• [WORKING DATA]:

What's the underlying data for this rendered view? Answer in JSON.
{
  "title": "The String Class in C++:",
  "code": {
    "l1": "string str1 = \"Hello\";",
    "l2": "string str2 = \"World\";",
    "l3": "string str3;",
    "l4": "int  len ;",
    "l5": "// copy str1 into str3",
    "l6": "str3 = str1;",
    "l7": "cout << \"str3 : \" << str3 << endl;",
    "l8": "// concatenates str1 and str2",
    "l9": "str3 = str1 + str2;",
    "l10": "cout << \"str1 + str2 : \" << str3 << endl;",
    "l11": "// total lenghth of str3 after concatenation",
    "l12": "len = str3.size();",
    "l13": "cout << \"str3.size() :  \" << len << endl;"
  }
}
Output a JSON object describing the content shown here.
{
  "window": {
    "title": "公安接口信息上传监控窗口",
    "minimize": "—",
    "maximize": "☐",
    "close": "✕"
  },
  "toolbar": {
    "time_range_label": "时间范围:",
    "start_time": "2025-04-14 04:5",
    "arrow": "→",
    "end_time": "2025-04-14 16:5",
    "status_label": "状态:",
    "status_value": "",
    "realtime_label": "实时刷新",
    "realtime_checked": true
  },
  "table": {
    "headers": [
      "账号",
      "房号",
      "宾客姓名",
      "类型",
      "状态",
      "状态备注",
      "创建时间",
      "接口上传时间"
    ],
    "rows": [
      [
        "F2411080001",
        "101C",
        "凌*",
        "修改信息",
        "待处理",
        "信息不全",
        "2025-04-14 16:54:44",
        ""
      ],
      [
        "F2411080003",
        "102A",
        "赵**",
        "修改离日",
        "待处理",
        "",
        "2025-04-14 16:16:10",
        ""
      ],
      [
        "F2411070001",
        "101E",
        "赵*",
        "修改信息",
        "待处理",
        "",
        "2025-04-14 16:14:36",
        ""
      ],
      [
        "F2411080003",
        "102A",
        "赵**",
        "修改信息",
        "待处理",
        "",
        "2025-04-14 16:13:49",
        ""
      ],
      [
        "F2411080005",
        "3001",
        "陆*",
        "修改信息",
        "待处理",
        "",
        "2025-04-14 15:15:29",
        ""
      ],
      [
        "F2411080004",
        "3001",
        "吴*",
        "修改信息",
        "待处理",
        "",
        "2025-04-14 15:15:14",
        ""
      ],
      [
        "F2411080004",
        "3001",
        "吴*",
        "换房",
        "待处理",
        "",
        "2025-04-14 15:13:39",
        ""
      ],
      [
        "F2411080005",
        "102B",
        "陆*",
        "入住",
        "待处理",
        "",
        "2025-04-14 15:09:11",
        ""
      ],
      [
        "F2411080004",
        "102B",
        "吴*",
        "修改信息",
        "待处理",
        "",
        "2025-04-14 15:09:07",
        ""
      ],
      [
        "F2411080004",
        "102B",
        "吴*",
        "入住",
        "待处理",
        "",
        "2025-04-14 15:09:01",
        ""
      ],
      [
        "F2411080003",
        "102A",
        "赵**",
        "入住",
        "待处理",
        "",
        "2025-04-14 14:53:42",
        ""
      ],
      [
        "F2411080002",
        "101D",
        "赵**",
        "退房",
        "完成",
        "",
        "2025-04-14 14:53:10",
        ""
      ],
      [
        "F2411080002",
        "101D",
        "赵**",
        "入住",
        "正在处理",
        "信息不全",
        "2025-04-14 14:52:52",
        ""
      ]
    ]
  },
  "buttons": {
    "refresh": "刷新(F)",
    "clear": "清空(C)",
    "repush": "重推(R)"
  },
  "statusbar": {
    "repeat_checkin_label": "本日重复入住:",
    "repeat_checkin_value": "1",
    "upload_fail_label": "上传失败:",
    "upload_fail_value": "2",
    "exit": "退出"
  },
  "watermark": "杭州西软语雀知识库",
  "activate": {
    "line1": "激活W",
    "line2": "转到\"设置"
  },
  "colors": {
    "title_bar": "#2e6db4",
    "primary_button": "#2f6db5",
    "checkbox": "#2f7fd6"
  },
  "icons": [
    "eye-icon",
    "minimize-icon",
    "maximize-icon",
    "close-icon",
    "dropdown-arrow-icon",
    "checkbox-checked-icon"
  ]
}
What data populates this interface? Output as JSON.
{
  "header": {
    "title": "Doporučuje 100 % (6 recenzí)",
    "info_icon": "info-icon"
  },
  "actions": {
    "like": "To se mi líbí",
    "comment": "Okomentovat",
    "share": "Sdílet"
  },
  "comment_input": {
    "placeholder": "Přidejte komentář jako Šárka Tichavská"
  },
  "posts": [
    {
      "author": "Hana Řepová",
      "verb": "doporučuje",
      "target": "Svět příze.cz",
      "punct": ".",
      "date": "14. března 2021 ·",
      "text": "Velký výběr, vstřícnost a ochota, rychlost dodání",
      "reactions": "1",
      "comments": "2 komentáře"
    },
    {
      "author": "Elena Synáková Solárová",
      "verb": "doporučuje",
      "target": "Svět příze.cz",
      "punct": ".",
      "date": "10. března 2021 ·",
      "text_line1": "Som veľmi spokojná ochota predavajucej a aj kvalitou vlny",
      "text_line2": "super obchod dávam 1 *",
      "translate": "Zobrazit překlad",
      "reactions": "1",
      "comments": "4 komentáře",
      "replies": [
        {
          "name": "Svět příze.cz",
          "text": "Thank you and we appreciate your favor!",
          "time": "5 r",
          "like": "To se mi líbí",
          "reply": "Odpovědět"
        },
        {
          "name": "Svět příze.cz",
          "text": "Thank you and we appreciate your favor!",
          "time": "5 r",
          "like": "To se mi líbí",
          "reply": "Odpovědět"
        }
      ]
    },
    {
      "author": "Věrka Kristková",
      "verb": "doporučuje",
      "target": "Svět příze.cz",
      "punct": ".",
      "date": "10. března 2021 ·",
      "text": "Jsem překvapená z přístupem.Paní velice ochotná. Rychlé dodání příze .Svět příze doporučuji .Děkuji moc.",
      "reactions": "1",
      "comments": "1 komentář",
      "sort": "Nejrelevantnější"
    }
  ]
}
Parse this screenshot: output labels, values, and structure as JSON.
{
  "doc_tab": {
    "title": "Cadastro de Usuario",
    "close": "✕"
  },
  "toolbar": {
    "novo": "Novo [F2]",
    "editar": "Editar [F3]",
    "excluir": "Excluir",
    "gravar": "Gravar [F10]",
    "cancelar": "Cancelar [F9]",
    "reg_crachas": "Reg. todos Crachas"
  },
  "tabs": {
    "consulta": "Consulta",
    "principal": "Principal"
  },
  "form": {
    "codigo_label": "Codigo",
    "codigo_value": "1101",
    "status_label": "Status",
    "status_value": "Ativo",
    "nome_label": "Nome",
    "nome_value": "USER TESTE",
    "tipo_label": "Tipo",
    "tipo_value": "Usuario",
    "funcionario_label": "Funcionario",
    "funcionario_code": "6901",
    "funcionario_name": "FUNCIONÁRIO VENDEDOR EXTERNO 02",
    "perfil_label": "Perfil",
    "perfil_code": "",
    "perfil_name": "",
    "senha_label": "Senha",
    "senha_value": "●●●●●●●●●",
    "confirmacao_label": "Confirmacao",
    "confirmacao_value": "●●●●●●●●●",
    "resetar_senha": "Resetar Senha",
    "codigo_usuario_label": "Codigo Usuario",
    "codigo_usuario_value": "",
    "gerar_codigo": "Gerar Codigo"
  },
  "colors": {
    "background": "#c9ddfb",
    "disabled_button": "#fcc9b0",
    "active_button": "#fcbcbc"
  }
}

• [DESCRIPTION OF THE TASK]: Print out the whole listing exactly as it appears.

• [REPLY]:
What's the underlying data for this rendered view? Answer in JSON.
{
  "title": "The String Class in C++:",
  "code": {
    "l1": "string str1 = \"Hello\";",
    "l2": "string str2 = \"World\";",
    "l3": "string str3;",
    "l4": "int  len ;",
    "l5": "// copy str1 into str3",
    "l6": "str3 = str1;",
    "l7": "cout << \"str3 : \" << str3 << endl;",
    "l8": "// concatenates str1 and str2",
    "l9": "str3 = str1 + str2;",
    "l10": "cout << \"str1 + str2 : \" << str3 << endl;",
    "l11": "// total lenghth of str3 after concatenation",
    "l12": "len = str3.size();",
    "l13": "cout << \"str3.size() :  \" << len << endl;"
  }
}
Output a JSON object describing the content shown here.
{
  "window": {
    "title": "公安接口信息上传监控窗口",
    "minimize": "—",
    "maximize": "☐",
    "close": "✕"
  },
  "toolbar": {
    "time_range_label": "时间范围:",
    "start_time": "2025-04-14 04:5",
    "arrow": "→",
    "end_time": "2025-04-14 16:5",
    "status_label": "状态:",
    "status_value": "",
    "realtime_label": "实时刷新",
    "realtime_checked": true
  },
  "table": {
    "headers": [
      "账号",
      "房号",
      "宾客姓名",
      "类型",
      "状态",
      "状态备注",
      "创建时间",
      "接口上传时间"
    ],
    "rows": [
      [
        "F2411080001",
        "101C",
        "凌*",
        "修改信息",
        "待处理",
        "信息不全",
        "2025-04-14 16:54:44",
        ""
      ],
      [
        "F2411080003",
        "102A",
        "赵**",
        "修改离日",
        "待处理",
        "",
        "2025-04-14 16:16:10",
        ""
      ],
      [
        "F2411070001",
        "101E",
        "赵*",
        "修改信息",
        "待处理",
        "",
        "2025-04-14 16:14:36",
        ""
      ],
      [
        "F2411080003",
        "102A",
        "赵**",
        "修改信息",
        "待处理",
        "",
        "2025-04-14 16:13:49",
        ""
      ],
      [
        "F2411080005",
        "3001",
        "陆*",
        "修改信息",
        "待处理",
        "",
        "2025-04-14 15:15:29",
        ""
      ],
      [
        "F2411080004",
        "3001",
        "吴*",
        "修改信息",
        "待处理",
        "",
        "2025-04-14 15:15:14",
        ""
      ],
      [
        "F2411080004",
        "3001",
        "吴*",
        "换房",
        "待处理",
        "",
        "2025-04-14 15:13:39",
        ""
      ],
      [
        "F2411080005",
        "102B",
        "陆*",
        "入住",
        "待处理",
        "",
        "2025-04-14 15:09:11",
        ""
      ],
      [
        "F2411080004",
        "102B",
        "吴*",
        "修改信息",
        "待处理",
        "",
        "2025-04-14 15:09:07",
        ""
      ],
      [
        "F2411080004",
        "102B",
        "吴*",
        "入住",
        "待处理",
        "",
        "2025-04-14 15:09:01",
        ""
      ],
      [
        "F2411080003",
        "102A",
        "赵**",
        "入住",
        "待处理",
        "",
        "2025-04-14 14:53:42",
        ""
      ],
      [
        "F2411080002",
        "101D",
        "赵**",
        "退房",
        "完成",
        "",
        "2025-04-14 14:53:10",
        ""
      ],
      [
        "F2411080002",
        "101D",
        "赵**",
        "入住",
        "正在处理",
        "信息不全",
        "2025-04-14 14:52:52",
        ""
      ]
    ]
  },
  "buttons": {
    "refresh": "刷新(F)",
    "clear": "清空(C)",
    "repush": "重推(R)"
  },
  "statusbar": {
    "repeat_checkin_label": "本日重复入住:",
    "repeat_checkin_value": "1",
    "upload_fail_label": "上传失败:",
    "upload_fail_value": "2",
    "exit": "退出"
  },
  "watermark": "杭州西软语雀知识库",
  "activate": {
    "line1": "激活W",
    "line2": "转到\"设置"
  },
  "colors": {
    "title_bar": "#2e6db4",
    "primary_button": "#2f6db5",
    "checkbox": "#2f7fd6"
  },
  "icons": [
    "eye-icon",
    "minimize-icon",
    "maximize-icon",
    "close-icon",
    "dropdown-arrow-icon",
    "checkbox-checked-icon"
  ]
}
What data populates this interface? Output as JSON.
{
  "header": {
    "title": "Doporučuje 100 % (6 recenzí)",
    "info_icon": "info-icon"
  },
  "actions": {
    "like": "To se mi líbí",
    "comment": "Okomentovat",
    "share": "Sdílet"
  },
  "comment_input": {
    "placeholder": "Přidejte komentář jako Šárka Tichavská"
  },
  "posts": [
    {
      "author": "Hana Řepová",
      "verb": "doporučuje",
      "target": "Svět příze.cz",
      "punct": ".",
      "date": "14. března 2021 ·",
      "text": "Velký výběr, vstřícnost a ochota, rychlost dodání",
      "reactions": "1",
      "comments": "2 komentáře"
    },
    {
      "author": "Elena Synáková Solárová",
      "verb": "doporučuje",
      "target": "Svět příze.cz",
      "punct": ".",
      "date": "10. března 2021 ·",
      "text_line1": "Som veľmi spokojná ochota predavajucej a aj kvalitou vlny",
      "text_line2": "super obchod dávam 1 *",
      "translate": "Zobrazit překlad",
      "reactions": "1",
      "comments": "4 komentáře",
      "replies": [
        {
          "name": "Svět příze.cz",
          "text": "Thank you and we appreciate your favor!",
          "time": "5 r",
          "like": "To se mi líbí",
          "reply": "Odpovědět"
        },
        {
          "name": "Svět příze.cz",
          "text": "Thank you and we appreciate your favor!",
          "time": "5 r",
          "like": "To se mi líbí",
          "reply": "Odpovědět"
        }
      ]
    },
    {
      "author": "Věrka Kristková",
      "verb": "doporučuje",
      "target": "Svět příze.cz",
      "punct": ".",
      "date": "10. března 2021 ·",
      "text": "Jsem překvapená z přístupem.Paní velice ochotná. Rychlé dodání příze .Svět příze doporučuji .Děkuji moc.",
      "reactions": "1",
      "comments": "1 komentář",
      "sort": "Nejrelevantnější"
    }
  ]
}
Parse this screenshot: output labels, values, and structure as JSON.
{
  "doc_tab": {
    "title": "Cadastro de Usuario",
    "close": "✕"
  },
  "toolbar": {
    "novo": "Novo [F2]",
    "editar": "Editar [F3]",
    "excluir": "Excluir",
    "gravar": "Gravar [F10]",
    "cancelar": "Cancelar [F9]",
    "reg_crachas": "Reg. todos Crachas"
  },
  "tabs": {
    "consulta": "Consulta",
    "principal": "Principal"
  },
  "form": {
    "codigo_label": "Codigo",
    "codigo_value": "1101",
    "status_label": "Status",
    "status_value": "Ativo",
    "nome_label": "Nome",
    "nome_value": "USER TESTE",
    "tipo_label": "Tipo",
    "tipo_value": "Usuario",
    "funcionario_label": "Funcionario",
    "funcionario_code": "6901",
    "funcionario_name": "FUNCIONÁRIO VENDEDOR EXTERNO 02",
    "perfil_label": "Perfil",
    "perfil_code": "",
    "perfil_name": "",
    "senha_label": "Senha",
    "senha_value": "●●●●●●●●●",
    "confirmacao_label": "Confirmacao",
    "confirmacao_value": "●●●●●●●●●",
    "resetar_senha": "Resetar Senha",
    "codigo_usuario_label": "Codigo Usuario",
    "codigo_usuario_value": "",
    "gerar_codigo": "Gerar Codigo"
  },
  "colors": {
    "background": "#c9ddfb",
    "disabled_button": "#fcc9b0",
    "active_button": "#fcbcbc"
  }
}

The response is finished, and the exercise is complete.